• [SET EXERCISE]
Give only the number of lines in these records that contain the word "defined".

= = = =

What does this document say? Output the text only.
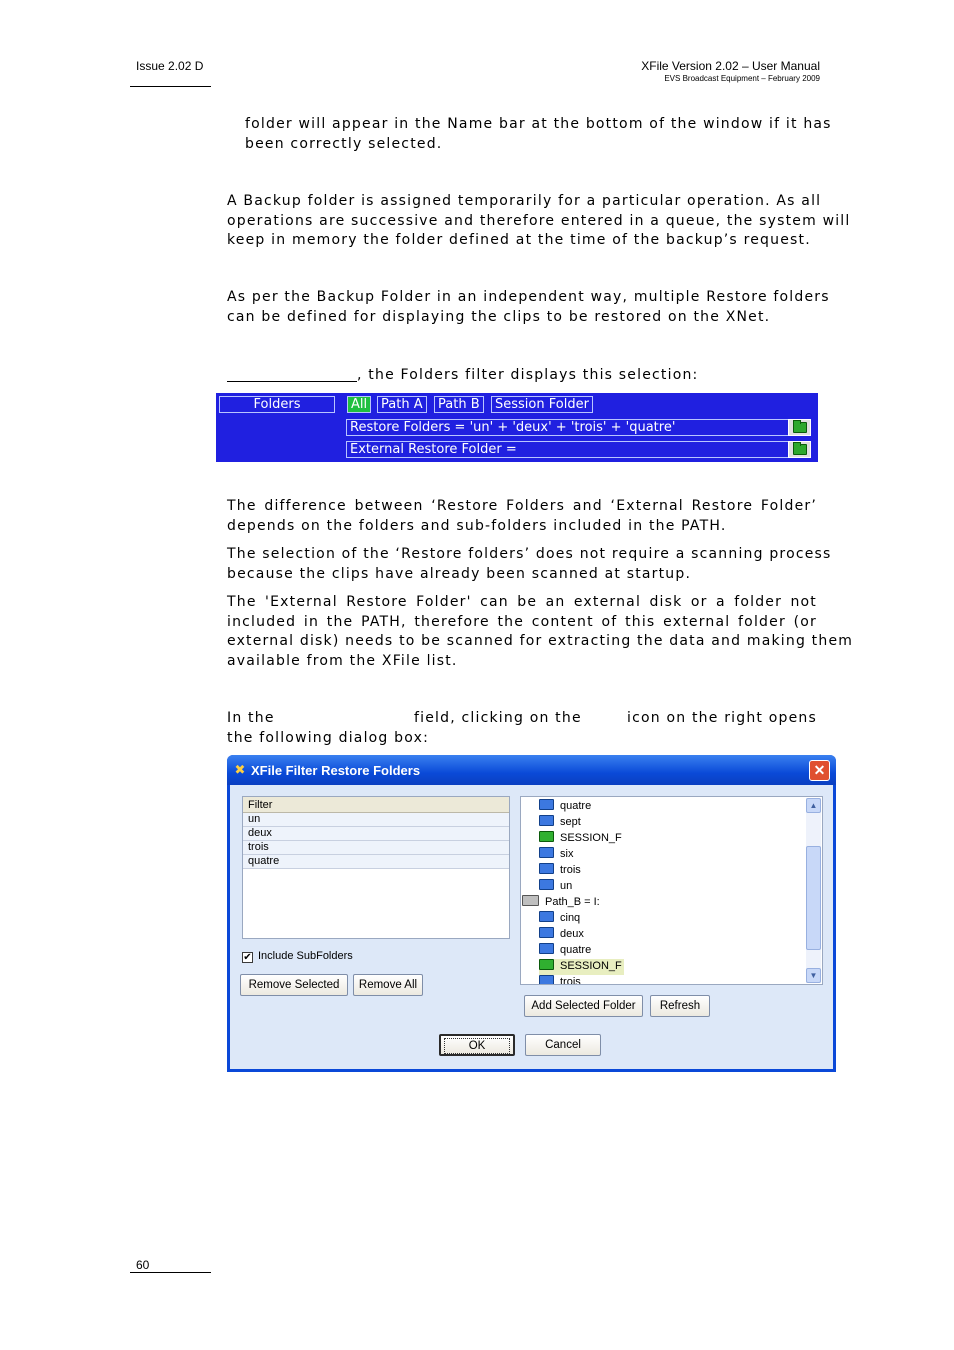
Issue 2.02 D	XFile Version 2.02 – User Manual
EVS Broadcast Equipment – February 2009
folder will appear in the Name bar at the bottom of the window if it has
been correctly selected.
A Backup folder is assigned temporarily for a particular operation. As all
operations are successive and therefore entered in a queue, the system will
keep in memory the folder defined at the time of the backup’s request.
As per the Backup Folder in an independent way, multiple Restore folders
can be defined for displaying the clips to be restored on the XNet.
, the Folders filter displays this selection:
Folders	All	Path A	Path B	Session Folder
Restore Folders = 'un' + 'deux' + 'trois' + 'quatre'
External Restore Folder =
The difference between ‘Restore Folders and ‘External Restore Folder’
depends on the folders and sub-folders included in the PATH.
The selection of the ‘Restore folders’ does not require a scanning process
because the clips have already been scanned at startup.
The 'External Restore Folder' can be an external disk or a folder not
included in the PATH, therefore the content of this external folder (or
external disk) needs to be scanned for extracting the data and making them
available from the XFile list.
In the	field, clicking on the	icon on the right opens
the following dialog box:
✖ XFile Filter Restore Folders	✕
Filter
un
deux
trois
quatre
✔ Include SubFolders
Remove Selected	Remove All
quatre
sept
SESSION_F
six
trois
un
Path_B = I:
cinq
deux
quatre
SESSION_F
trois
▲
▼
Add Selected Folder	Refresh
OK	Cancel
60
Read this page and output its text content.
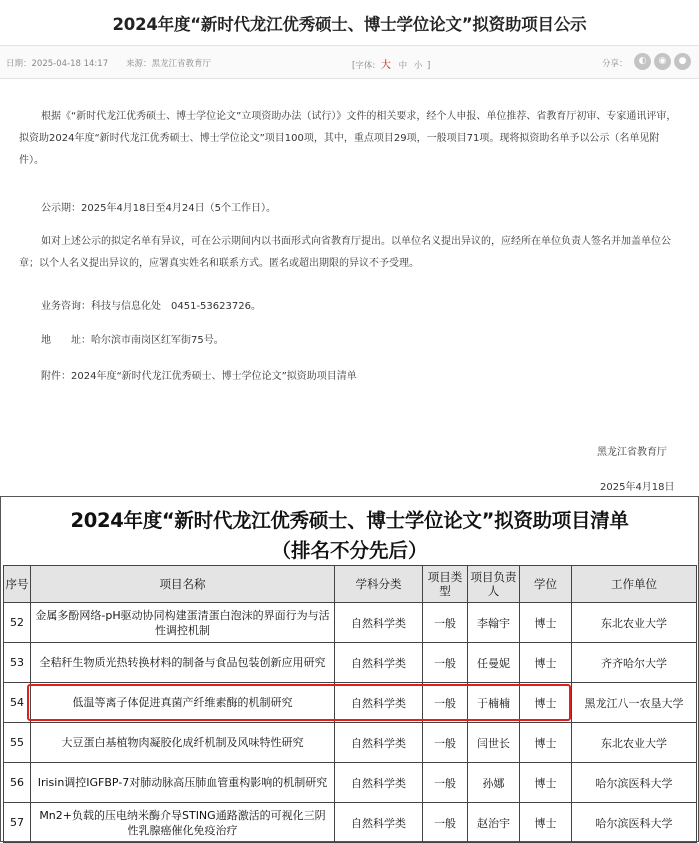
2024年度“新时代龙江优秀硕士、博士学位论文”拟资助项目公示
日期：2025-04-18 14:17 来源：黑龙江省教育厅	[字体: 大 中 小 ]	分享：	◐	◉	●
根据《“新时代龙江优秀硕士、博士学位论文”立项资助办法（试行）》文件的相关要求，经个人申报、单位推荐、省教育厅初审、专家通讯评审，拟资助2024年度“新时代龙江优秀硕士、博士学位论文”项目100项，其中，重点项目29项，一般项目71项。现将拟资助名单予以公示（名单见附件）。
公示期：2025年4月18日至4月24日（5个工作日）。
如对上述公示的拟定名单有异议，可在公示期间内以书面形式向省教育厅提出。以单位名义提出异议的，应经所在单位负责人签名并加盖单位公章；以个人名义提出异议的，应署真实姓名和联系方式。匿名或超出期限的异议不予受理。
业务咨询：科技与信息化处　0451-53623726。
地　　址：哈尔滨市南岗区红军街75号。
附件：2024年度“新时代龙江优秀硕士、博士学位论文”拟资助项目清单
黑龙江省教育厅
2025年4月18日
2024年度“新时代龙江优秀硕士、博士学位论文”拟资助项目清单
（排名不分先后）
序号	项目名称	学科分类	项目类型	项目负责人	学位	工作单位
52	金属多酚网络-pH驱动协同构建蛋清蛋白泡沫的界面行为与活性调控机制	自然科学类	一般	李翰宇	博士	东北农业大学
53	全秸秆生物质光热转换材料的制备与食品包装创新应用研究	自然科学类	一般	任曼妮	博士	齐齐哈尔大学
54	低温等离子体促进真菌产纤维素酶的机制研究	自然科学类	一般	于楠楠	博士	黑龙江八一农垦大学
55	大豆蛋白基植物肉凝胶化成纤机制及风味特性研究	自然科学类	一般	闫世长	博士	东北农业大学
56	Irisin调控IGFBP-7对肺动脉高压肺血管重构影响的机制研究	自然科学类	一般	孙娜	博士	哈尔滨医科大学
57	Mn2+负载的压电纳米酶介导STING通路激活的可视化三阴性乳腺癌催化免疫治疗	自然科学类	一般	赵治宇	博士	哈尔滨医科大学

= = = =

• [FINAL RESULT]
2